Read the records and write them out again exactly.

"""

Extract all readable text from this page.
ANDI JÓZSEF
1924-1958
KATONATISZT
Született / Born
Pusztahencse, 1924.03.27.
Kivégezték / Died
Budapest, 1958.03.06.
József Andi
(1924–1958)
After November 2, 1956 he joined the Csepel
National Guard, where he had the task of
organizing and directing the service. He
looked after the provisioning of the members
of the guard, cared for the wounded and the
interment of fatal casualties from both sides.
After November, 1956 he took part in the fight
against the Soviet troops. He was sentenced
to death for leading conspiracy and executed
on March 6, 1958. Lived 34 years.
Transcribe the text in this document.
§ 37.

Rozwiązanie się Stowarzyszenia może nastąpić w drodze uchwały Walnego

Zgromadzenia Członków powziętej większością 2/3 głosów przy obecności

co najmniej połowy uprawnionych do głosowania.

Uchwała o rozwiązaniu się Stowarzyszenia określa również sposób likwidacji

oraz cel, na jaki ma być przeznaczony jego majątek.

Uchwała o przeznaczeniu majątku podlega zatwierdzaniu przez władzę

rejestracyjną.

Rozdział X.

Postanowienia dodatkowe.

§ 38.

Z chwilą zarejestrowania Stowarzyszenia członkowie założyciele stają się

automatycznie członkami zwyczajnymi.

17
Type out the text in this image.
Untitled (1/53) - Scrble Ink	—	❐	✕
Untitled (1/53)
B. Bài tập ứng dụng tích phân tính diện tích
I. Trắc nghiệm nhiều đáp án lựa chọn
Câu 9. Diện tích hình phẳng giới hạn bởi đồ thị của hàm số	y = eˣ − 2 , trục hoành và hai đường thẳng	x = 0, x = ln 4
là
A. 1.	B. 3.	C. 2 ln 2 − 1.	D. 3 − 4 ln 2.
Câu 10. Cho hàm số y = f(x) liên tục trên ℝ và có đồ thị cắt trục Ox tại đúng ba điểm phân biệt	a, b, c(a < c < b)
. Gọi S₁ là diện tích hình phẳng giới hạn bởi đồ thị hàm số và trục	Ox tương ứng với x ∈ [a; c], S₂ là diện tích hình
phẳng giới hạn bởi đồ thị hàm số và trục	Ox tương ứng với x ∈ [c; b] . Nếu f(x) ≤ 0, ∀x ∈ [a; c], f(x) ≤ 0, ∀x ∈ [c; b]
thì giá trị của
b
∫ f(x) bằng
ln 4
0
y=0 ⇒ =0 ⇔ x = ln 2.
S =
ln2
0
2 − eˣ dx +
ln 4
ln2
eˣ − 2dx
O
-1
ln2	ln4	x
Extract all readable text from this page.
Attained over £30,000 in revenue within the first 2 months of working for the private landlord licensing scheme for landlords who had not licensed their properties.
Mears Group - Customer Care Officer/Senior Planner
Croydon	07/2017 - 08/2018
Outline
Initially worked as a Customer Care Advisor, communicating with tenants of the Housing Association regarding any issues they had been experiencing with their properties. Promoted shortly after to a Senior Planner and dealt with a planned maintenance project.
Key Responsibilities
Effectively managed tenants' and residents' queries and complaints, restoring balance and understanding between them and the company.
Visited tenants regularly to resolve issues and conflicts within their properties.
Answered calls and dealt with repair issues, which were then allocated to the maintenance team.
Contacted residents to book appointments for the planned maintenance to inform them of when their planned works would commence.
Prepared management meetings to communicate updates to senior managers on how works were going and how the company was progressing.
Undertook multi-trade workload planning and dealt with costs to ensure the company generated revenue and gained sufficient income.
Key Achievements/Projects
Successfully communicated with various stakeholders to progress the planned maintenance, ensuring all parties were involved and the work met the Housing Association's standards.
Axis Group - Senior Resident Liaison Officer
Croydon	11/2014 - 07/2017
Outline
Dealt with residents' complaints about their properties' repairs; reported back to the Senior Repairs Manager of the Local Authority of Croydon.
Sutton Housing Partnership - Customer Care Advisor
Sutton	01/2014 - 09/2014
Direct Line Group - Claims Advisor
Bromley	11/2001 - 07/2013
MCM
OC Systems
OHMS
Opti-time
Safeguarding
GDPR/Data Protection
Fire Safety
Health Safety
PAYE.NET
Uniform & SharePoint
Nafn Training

"""

> Solution for this exercise:
Extract all readable text from this page.
ANDI JÓZSEF
1924-1958
KATONATISZT
Született / Born
Pusztahencse, 1924.03.27.
Kivégezték / Died
Budapest, 1958.03.06.
József Andi
(1924–1958)
After November 2, 1956 he joined the Csepel
National Guard, where he had the task of
organizing and directing the service. He
looked after the provisioning of the members
of the guard, cared for the wounded and the
interment of fatal casualties from both sides.
After November, 1956 he took part in the fight
against the Soviet troops. He was sentenced
to death for leading conspiracy and executed
on March 6, 1958. Lived 34 years.
Transcribe the text in this document.
§ 37.

Rozwiązanie się Stowarzyszenia może nastąpić w drodze uchwały Walnego

Zgromadzenia Członków powziętej większością 2/3 głosów przy obecności

co najmniej połowy uprawnionych do głosowania.

Uchwała o rozwiązaniu się Stowarzyszenia określa również sposób likwidacji

oraz cel, na jaki ma być przeznaczony jego majątek.

Uchwała o przeznaczeniu majątku podlega zatwierdzaniu przez władzę

rejestracyjną.

Rozdział X.

Postanowienia dodatkowe.

§ 38.

Z chwilą zarejestrowania Stowarzyszenia członkowie założyciele stają się

automatycznie członkami zwyczajnymi.

17
Type out the text in this image.
Untitled (1/53) - Scrble Ink	—	❐	✕
Untitled (1/53)
B. Bài tập ứng dụng tích phân tính diện tích
I. Trắc nghiệm nhiều đáp án lựa chọn
Câu 9. Diện tích hình phẳng giới hạn bởi đồ thị của hàm số	y = eˣ − 2 , trục hoành và hai đường thẳng	x = 0, x = ln 4
là
A. 1.	B. 3.	C. 2 ln 2 − 1.	D. 3 − 4 ln 2.
Câu 10. Cho hàm số y = f(x) liên tục trên ℝ và có đồ thị cắt trục Ox tại đúng ba điểm phân biệt	a, b, c(a < c < b)
. Gọi S₁ là diện tích hình phẳng giới hạn bởi đồ thị hàm số và trục	Ox tương ứng với x ∈ [a; c], S₂ là diện tích hình
phẳng giới hạn bởi đồ thị hàm số và trục	Ox tương ứng với x ∈ [c; b] . Nếu f(x) ≤ 0, ∀x ∈ [a; c], f(x) ≤ 0, ∀x ∈ [c; b]
thì giá trị của
b
∫ f(x) bằng
ln 4
0
y=0 ⇒ =0 ⇔ x = ln 2.
S =
ln2
0
2 − eˣ dx +
ln 4
ln2
eˣ − 2dx
O
-1
ln2	ln4	x
Extract all readable text from this page.
Attained over £30,000 in revenue within the first 2 months of working for the private landlord licensing scheme for landlords who had not licensed their properties.
Mears Group - Customer Care Officer/Senior Planner
Croydon	07/2017 - 08/2018
Outline
Initially worked as a Customer Care Advisor, communicating with tenants of the Housing Association regarding any issues they had been experiencing with their properties. Promoted shortly after to a Senior Planner and dealt with a planned maintenance project.
Key Responsibilities
Effectively managed tenants' and residents' queries and complaints, restoring balance and understanding between them and the company.
Visited tenants regularly to resolve issues and conflicts within their properties.
Answered calls and dealt with repair issues, which were then allocated to the maintenance team.
Contacted residents to book appointments for the planned maintenance to inform them of when their planned works would commence.
Prepared management meetings to communicate updates to senior managers on how works were going and how the company was progressing.
Undertook multi-trade workload planning and dealt with costs to ensure the company generated revenue and gained sufficient income.
Key Achievements/Projects
Successfully communicated with various stakeholders to progress the planned maintenance, ensuring all parties were involved and the work met the Housing Association's standards.
Axis Group - Senior Resident Liaison Officer
Croydon	11/2014 - 07/2017
Outline
Dealt with residents' complaints about their properties' repairs; reported back to the Senior Repairs Manager of the Local Authority of Croydon.
Sutton Housing Partnership - Customer Care Advisor
Sutton	01/2014 - 09/2014
Direct Line Group - Claims Advisor
Bromley	11/2001 - 07/2013
MCM
OC Systems
OHMS
Opti-time
Safeguarding
GDPR/Data Protection
Fire Safety
Health Safety
PAYE.NET
Uniform & SharePoint
Nafn Training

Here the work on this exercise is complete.